===== THE RECORDS
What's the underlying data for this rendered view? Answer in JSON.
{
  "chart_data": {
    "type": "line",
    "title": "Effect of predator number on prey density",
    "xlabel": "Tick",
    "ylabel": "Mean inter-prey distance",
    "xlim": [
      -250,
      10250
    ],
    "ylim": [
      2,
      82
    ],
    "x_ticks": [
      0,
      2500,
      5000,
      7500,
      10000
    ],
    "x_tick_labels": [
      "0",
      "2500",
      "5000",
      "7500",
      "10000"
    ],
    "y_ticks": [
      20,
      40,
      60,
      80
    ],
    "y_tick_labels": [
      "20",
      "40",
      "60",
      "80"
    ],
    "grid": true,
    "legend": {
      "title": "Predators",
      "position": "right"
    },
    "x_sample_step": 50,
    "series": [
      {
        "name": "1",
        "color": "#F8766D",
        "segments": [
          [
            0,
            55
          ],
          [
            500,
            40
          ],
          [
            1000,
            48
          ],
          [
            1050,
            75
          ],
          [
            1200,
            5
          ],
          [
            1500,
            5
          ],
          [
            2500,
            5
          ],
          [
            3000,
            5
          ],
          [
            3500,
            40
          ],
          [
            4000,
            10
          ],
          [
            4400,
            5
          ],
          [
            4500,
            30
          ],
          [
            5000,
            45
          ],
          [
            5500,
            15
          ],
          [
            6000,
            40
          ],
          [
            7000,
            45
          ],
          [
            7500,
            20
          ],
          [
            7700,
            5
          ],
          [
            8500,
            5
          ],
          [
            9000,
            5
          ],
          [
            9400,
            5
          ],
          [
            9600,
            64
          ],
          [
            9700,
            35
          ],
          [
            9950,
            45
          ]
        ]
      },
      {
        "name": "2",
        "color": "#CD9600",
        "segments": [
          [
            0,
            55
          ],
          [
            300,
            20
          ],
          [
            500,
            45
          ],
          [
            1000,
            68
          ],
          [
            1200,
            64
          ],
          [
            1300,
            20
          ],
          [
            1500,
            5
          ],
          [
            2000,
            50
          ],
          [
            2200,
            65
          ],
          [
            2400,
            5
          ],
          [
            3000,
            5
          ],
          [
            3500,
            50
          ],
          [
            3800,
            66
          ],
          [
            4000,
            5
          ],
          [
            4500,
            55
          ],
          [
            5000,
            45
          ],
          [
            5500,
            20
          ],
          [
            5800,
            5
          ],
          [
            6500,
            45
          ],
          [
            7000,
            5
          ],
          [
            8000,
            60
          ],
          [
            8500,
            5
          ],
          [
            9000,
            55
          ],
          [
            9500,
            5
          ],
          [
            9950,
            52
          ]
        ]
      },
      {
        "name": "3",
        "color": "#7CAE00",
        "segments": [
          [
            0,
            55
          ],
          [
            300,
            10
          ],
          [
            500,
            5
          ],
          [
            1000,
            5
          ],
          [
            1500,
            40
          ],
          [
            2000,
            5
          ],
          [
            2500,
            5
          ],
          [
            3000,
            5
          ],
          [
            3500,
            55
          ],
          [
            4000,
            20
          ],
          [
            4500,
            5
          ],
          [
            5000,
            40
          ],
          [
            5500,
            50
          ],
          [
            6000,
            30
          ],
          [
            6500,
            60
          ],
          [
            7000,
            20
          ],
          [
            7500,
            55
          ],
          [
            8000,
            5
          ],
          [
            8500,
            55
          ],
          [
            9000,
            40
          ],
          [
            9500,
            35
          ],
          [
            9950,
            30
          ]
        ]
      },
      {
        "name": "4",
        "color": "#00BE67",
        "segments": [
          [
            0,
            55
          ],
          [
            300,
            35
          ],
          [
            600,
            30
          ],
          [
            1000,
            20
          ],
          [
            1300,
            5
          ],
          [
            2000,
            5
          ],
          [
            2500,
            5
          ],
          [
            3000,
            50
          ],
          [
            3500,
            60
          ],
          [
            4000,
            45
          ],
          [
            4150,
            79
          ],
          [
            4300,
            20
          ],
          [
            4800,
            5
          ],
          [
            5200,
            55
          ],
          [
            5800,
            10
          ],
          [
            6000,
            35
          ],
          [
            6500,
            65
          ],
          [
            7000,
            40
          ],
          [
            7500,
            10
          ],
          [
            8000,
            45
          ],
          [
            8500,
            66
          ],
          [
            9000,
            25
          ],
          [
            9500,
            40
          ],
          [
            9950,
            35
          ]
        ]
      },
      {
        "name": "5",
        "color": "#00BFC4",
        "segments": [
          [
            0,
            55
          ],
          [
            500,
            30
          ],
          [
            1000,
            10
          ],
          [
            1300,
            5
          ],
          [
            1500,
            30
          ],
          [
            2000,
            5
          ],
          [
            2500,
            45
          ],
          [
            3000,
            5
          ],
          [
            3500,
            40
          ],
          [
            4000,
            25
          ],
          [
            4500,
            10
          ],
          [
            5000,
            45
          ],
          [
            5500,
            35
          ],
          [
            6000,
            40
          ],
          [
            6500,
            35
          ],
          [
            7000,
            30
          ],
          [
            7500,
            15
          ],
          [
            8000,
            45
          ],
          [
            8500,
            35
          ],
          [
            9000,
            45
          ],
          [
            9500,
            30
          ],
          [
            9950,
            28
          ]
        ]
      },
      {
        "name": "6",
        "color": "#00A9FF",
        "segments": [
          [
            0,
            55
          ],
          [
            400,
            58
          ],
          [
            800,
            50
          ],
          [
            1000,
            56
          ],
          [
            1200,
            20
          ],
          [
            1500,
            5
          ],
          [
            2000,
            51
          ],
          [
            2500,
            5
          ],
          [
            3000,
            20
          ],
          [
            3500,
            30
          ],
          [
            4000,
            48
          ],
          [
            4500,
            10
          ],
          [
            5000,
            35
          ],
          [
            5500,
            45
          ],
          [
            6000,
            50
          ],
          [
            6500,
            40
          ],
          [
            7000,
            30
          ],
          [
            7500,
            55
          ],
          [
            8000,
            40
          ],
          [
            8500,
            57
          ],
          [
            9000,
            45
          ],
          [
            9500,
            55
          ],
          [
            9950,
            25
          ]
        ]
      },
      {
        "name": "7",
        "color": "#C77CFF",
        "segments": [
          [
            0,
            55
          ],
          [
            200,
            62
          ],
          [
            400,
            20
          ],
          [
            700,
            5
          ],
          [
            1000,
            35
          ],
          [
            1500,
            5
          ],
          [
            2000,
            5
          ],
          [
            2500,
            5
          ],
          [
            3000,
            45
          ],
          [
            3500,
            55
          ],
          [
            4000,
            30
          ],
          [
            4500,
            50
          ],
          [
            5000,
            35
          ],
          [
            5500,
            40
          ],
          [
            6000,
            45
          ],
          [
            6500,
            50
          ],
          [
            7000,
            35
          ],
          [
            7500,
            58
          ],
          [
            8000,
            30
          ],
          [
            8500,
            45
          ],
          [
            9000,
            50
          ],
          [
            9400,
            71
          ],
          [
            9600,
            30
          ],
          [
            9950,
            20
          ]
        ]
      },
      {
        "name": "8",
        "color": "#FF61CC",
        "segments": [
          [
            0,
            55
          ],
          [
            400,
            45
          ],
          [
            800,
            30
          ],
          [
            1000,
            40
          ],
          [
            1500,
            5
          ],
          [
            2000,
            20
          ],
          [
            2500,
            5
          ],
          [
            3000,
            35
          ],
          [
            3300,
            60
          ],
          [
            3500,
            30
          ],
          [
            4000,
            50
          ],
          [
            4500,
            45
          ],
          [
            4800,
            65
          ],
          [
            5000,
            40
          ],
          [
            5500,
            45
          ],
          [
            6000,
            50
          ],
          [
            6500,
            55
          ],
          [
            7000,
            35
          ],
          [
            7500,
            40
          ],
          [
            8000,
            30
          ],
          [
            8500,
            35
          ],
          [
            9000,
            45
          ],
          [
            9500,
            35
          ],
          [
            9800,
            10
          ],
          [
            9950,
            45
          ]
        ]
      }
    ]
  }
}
==========
===== THE RECORDS
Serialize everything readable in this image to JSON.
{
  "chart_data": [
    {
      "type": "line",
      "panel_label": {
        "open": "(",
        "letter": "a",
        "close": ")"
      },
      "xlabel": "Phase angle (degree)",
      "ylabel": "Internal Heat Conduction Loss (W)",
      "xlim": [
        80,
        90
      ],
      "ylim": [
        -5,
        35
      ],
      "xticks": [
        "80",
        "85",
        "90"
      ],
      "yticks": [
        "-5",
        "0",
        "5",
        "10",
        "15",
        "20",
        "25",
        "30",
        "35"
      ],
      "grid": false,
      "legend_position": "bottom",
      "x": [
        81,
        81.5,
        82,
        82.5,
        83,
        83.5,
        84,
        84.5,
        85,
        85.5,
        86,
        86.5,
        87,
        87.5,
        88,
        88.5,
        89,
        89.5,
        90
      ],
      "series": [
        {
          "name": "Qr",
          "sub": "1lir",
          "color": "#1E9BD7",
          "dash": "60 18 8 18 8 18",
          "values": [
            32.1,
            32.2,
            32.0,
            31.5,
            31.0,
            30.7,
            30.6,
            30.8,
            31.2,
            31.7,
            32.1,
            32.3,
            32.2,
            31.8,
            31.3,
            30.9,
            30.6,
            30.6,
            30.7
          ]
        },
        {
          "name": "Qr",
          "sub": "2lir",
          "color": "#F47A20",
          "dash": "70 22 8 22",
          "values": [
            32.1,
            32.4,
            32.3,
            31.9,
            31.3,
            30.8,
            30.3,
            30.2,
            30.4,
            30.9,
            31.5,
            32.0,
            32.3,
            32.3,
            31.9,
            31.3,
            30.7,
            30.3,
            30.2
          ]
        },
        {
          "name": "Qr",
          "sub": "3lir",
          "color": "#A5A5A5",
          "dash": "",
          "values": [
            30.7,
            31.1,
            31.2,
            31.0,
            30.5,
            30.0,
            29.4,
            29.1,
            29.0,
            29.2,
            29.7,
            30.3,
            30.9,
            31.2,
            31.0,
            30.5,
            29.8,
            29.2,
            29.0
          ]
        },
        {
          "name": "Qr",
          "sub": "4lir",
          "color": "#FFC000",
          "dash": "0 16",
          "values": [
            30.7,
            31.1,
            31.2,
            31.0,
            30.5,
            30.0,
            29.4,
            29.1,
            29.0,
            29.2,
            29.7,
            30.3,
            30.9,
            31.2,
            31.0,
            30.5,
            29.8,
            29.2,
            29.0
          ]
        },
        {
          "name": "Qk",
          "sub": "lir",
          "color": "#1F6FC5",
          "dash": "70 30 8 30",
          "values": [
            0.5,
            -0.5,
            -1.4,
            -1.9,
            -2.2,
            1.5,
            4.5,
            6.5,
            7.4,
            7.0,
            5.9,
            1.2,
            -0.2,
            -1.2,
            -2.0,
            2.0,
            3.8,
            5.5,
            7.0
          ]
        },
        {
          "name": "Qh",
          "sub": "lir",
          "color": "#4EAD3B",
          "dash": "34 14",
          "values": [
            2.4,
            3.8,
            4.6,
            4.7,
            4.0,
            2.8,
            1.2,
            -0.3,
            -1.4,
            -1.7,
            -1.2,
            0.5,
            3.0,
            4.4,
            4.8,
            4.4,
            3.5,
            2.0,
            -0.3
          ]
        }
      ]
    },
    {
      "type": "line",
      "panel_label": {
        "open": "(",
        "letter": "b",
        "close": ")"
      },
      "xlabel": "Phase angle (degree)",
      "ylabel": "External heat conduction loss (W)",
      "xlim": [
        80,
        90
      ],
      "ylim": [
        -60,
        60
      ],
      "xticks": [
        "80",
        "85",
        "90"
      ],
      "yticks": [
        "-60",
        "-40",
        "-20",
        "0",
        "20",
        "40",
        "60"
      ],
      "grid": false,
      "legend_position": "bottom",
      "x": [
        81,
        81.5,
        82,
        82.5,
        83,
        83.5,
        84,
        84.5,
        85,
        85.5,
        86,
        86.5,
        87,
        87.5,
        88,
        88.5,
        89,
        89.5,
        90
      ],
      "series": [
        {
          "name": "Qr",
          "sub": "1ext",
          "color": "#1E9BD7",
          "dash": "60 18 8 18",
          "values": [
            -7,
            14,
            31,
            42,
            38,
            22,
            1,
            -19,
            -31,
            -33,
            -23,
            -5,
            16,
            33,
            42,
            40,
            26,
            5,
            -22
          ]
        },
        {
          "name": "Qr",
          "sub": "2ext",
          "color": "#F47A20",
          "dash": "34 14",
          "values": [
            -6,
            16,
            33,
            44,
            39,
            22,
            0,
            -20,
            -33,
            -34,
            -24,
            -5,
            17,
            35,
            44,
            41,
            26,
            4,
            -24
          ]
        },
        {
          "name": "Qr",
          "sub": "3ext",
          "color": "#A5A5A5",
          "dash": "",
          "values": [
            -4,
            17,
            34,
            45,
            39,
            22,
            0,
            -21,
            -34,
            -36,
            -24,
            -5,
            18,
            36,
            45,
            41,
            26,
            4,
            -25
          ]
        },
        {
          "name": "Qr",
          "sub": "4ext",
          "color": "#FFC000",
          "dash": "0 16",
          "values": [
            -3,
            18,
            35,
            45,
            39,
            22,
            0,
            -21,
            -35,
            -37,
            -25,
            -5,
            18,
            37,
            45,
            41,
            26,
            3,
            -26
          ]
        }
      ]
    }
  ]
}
==========
BRIEF ->
Scan the material above. Copy each line where "dash" occurs.

RESULT BELOW ->
          "dash": "60 18 8 18 8 18",
          "dash": "70 22 8 22",
          "dash": "",
          "dash": "0 16",
          "dash": "70 30 8 30",
          "dash": "34 14",
          "dash": "60 18 8 18",
          "dash": "34 14",
          "dash": "",
          "dash": "0 16",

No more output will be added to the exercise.